* Start DATA FOR THE TASK *
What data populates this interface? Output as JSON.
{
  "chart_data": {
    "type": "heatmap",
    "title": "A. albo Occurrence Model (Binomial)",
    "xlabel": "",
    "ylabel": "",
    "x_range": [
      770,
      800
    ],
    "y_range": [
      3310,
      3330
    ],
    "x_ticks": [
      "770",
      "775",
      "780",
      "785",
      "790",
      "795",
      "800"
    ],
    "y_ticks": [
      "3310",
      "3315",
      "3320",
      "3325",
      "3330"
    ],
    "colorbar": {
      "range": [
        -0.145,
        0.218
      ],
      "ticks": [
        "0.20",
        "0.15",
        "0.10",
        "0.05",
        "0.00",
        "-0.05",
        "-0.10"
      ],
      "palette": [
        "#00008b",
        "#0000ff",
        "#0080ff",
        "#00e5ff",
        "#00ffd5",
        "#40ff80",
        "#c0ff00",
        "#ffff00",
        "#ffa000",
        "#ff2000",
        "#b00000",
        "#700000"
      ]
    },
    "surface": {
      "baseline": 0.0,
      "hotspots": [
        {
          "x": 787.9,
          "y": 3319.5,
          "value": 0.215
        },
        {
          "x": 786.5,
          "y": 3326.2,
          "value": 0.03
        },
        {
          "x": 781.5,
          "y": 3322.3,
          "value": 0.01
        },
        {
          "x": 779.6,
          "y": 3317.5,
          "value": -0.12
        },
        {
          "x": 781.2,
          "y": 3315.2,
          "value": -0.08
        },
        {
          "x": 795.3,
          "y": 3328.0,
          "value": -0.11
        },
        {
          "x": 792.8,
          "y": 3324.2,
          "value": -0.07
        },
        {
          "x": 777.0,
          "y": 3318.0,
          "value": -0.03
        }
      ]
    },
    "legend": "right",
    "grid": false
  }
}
* End DATA FOR THE TASK *
Extract all of the data shown above and repeat it verbatim.

### [OUTPUT BELOW]
What data populates this interface? Output as JSON.
{
  "chart_data": {
    "type": "heatmap",
    "title": "A. albo Occurrence Model (Binomial)",
    "xlabel": "",
    "ylabel": "",
    "x_range": [
      770,
      800
    ],
    "y_range": [
      3310,
      3330
    ],
    "x_ticks": [
      "770",
      "775",
      "780",
      "785",
      "790",
      "795",
      "800"
    ],
    "y_ticks": [
      "3310",
      "3315",
      "3320",
      "3325",
      "3330"
    ],
    "colorbar": {
      "range": [
        -0.145,
        0.218
      ],
      "ticks": [
        "0.20",
        "0.15",
        "0.10",
        "0.05",
        "0.00",
        "-0.05",
        "-0.10"
      ],
      "palette": [
        "#00008b",
        "#0000ff",
        "#0080ff",
        "#00e5ff",
        "#00ffd5",
        "#40ff80",
        "#c0ff00",
        "#ffff00",
        "#ffa000",
        "#ff2000",
        "#b00000",
        "#700000"
      ]
    },
    "surface": {
      "baseline": 0.0,
      "hotspots": [
        {
          "x": 787.9,
          "y": 3319.5,
          "value": 0.215
        },
        {
          "x": 786.5,
          "y": 3326.2,
          "value": 0.03
        },
        {
          "x": 781.5,
          "y": 3322.3,
          "value": 0.01
        },
        {
          "x": 779.6,
          "y": 3317.5,
          "value": -0.12
        },
        {
          "x": 781.2,
          "y": 3315.2,
          "value": -0.08
        },
        {
          "x": 795.3,
          "y": 3328.0,
          "value": -0.11
        },
        {
          "x": 792.8,
          "y": 3324.2,
          "value": -0.07
        },
        {
          "x": 777.0,
          "y": 3318.0,
          "value": -0.03
        }
      ]
    },
    "legend": "right",
    "grid": false
  }
}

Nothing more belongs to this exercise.